Repeat each entry as written, dropping any picture you find.

Recorded data
※ ※ ※

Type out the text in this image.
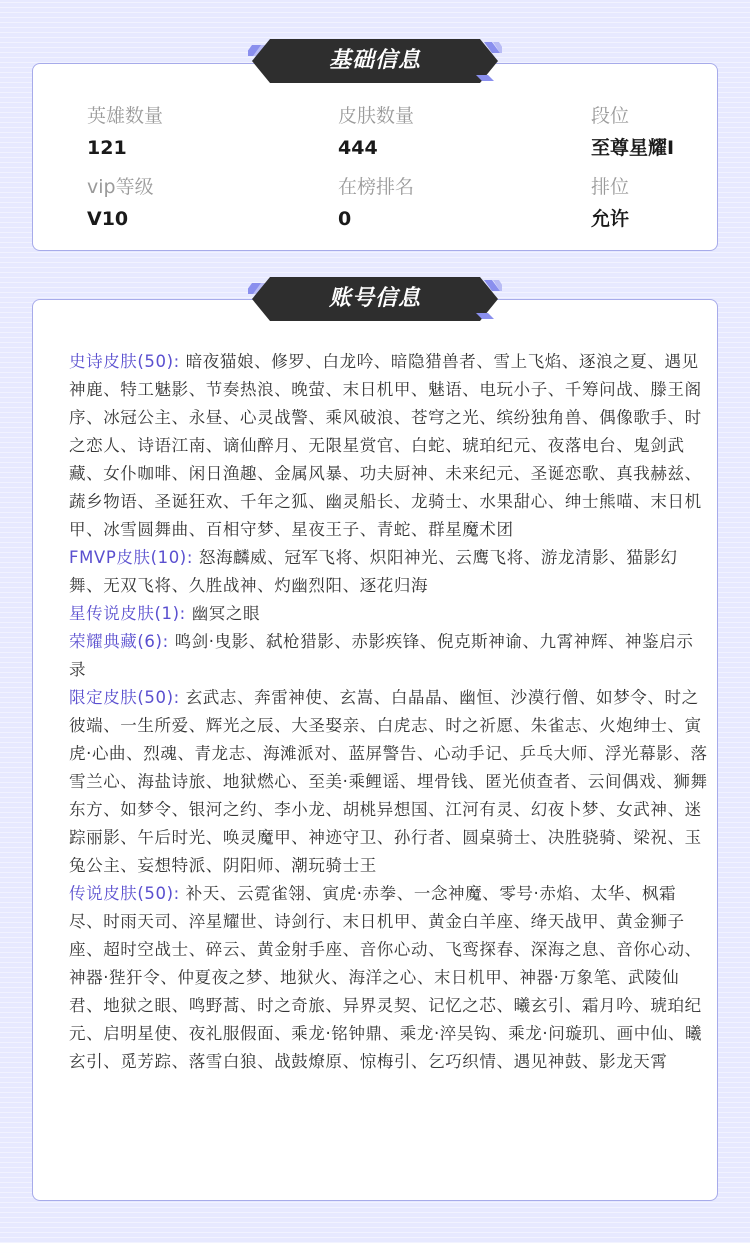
英雄数量
121
皮肤数量
444
段位
至尊星耀I
vip等级
V10
在榜排名
0
排位
允许
基础信息
史诗皮肤(50): 暗夜猫娘、修罗、白龙吟、暗隐猎兽者、雪上飞焰、逐浪之夏、遇见神鹿、特工魅影、节奏热浪、晚萤、末日机甲、魅语、电玩小子、千筹问战、滕王阁序、冰冠公主、永昼、心灵战警、乘风破浪、苍穹之光、缤纷独角兽、偶像歌手、时之恋人、诗语江南、谪仙醉月、无限星赏官、白蛇、琥珀纪元、夜落电台、鬼剑武藏、女仆咖啡、闲日渔趣、金属风暴、功夫厨神、未来纪元、圣诞恋歌、真我赫兹、蔬乡物语、圣诞狂欢、千年之狐、幽灵船长、龙骑士、水果甜心、绅士熊喵、末日机甲、冰雪圆舞曲、百相守梦、星夜王子、青蛇、群星魔术团
FMVP皮肤(10): 怒海麟威、冠军飞将、炽阳神光、云鹰飞将、游龙清影、猫影幻舞、无双飞将、久胜战神、灼幽烈阳、逐花归海
星传说皮肤(1): 幽冥之眼
荣耀典藏(6): 鸣剑·曳影、弑枪猎影、赤影疾锋、倪克斯神谕、九霄神辉、神鉴启示录
限定皮肤(50): 玄武志、奔雷神使、玄嵩、白晶晶、幽恒、沙漠行僧、如梦令、时之彼端、一生所爱、辉光之辰、大圣娶亲、白虎志、时之祈愿、朱雀志、火炮绅士、寅虎·心曲、烈魂、青龙志、海滩派对、蓝屏警告、心动手记、乒乓大师、浮光幕影、落雪兰心、海盐诗旅、地狱燃心、至美·乘鲤谣、埋骨钱、匿光侦查者、云间偶戏、狮舞东方、如梦令、银河之约、李小龙、胡桃异想国、江河有灵、幻夜卜梦、女武神、迷踪丽影、午后时光、唤灵魔甲、神迹守卫、孙行者、圆桌骑士、决胜骁骑、梁祝、玉兔公主、妄想特派、阴阳师、潮玩骑士王
传说皮肤(50): 补天、云霓雀翎、寅虎·赤拳、一念神魔、零号·赤焰、太华、枫霜尽、时雨天司、淬星耀世、诗剑行、末日机甲、黄金白羊座、绛天战甲、黄金狮子座、超时空战士、碎云、黄金射手座、音你心动、飞鸾探春、深海之息、音你心动、神器·狴犴令、仲夏夜之梦、地狱火、海洋之心、末日机甲、神器·万象笔、武陵仙君、地狱之眼、鸣野蒿、时之奇旅、异界灵契、记忆之芯、曦玄引、霜月吟、琥珀纪元、启明星使、夜礼服假面、乘龙·铭钟鼎、乘龙·淬吴钩、乘龙·问璇玑、画中仙、曦玄引、觅芳踪、落雪白狼、战鼓燎原、惊梅引、乞巧织情、遇见神鼓、影龙天霄
账号信息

※ ※ ※

**Written solution**
Type out the text in this image.
英雄数量
121
皮肤数量
444
段位
至尊星耀I
vip等级
V10
在榜排名
0
排位
允许
基础信息
史诗皮肤(50): 暗夜猫娘、修罗、白龙吟、暗隐猎兽者、雪上飞焰、逐浪之夏、遇见神鹿、特工魅影、节奏热浪、晚萤、末日机甲、魅语、电玩小子、千筹问战、滕王阁序、冰冠公主、永昼、心灵战警、乘风破浪、苍穹之光、缤纷独角兽、偶像歌手、时之恋人、诗语江南、谪仙醉月、无限星赏官、白蛇、琥珀纪元、夜落电台、鬼剑武藏、女仆咖啡、闲日渔趣、金属风暴、功夫厨神、未来纪元、圣诞恋歌、真我赫兹、蔬乡物语、圣诞狂欢、千年之狐、幽灵船长、龙骑士、水果甜心、绅士熊喵、末日机甲、冰雪圆舞曲、百相守梦、星夜王子、青蛇、群星魔术团
FMVP皮肤(10): 怒海麟威、冠军飞将、炽阳神光、云鹰飞将、游龙清影、猫影幻舞、无双飞将、久胜战神、灼幽烈阳、逐花归海
星传说皮肤(1): 幽冥之眼
荣耀典藏(6): 鸣剑·曳影、弑枪猎影、赤影疾锋、倪克斯神谕、九霄神辉、神鉴启示录
限定皮肤(50): 玄武志、奔雷神使、玄嵩、白晶晶、幽恒、沙漠行僧、如梦令、时之彼端、一生所爱、辉光之辰、大圣娶亲、白虎志、时之祈愿、朱雀志、火炮绅士、寅虎·心曲、烈魂、青龙志、海滩派对、蓝屏警告、心动手记、乒乓大师、浮光幕影、落雪兰心、海盐诗旅、地狱燃心、至美·乘鲤谣、埋骨钱、匿光侦查者、云间偶戏、狮舞东方、如梦令、银河之约、李小龙、胡桃异想国、江河有灵、幻夜卜梦、女武神、迷踪丽影、午后时光、唤灵魔甲、神迹守卫、孙行者、圆桌骑士、决胜骁骑、梁祝、玉兔公主、妄想特派、阴阳师、潮玩骑士王
传说皮肤(50): 补天、云霓雀翎、寅虎·赤拳、一念神魔、零号·赤焰、太华、枫霜尽、时雨天司、淬星耀世、诗剑行、末日机甲、黄金白羊座、绛天战甲、黄金狮子座、超时空战士、碎云、黄金射手座、音你心动、飞鸾探春、深海之息、音你心动、神器·狴犴令、仲夏夜之梦、地狱火、海洋之心、末日机甲、神器·万象笔、武陵仙君、地狱之眼、鸣野蒿、时之奇旅、异界灵契、记忆之芯、曦玄引、霜月吟、琥珀纪元、启明星使、夜礼服假面、乘龙·铭钟鼎、乘龙·淬吴钩、乘龙·问璇玑、画中仙、曦玄引、觅芳踪、落雪白狼、战鼓燎原、惊梅引、乞巧织情、遇见神鼓、影龙天霄
账号信息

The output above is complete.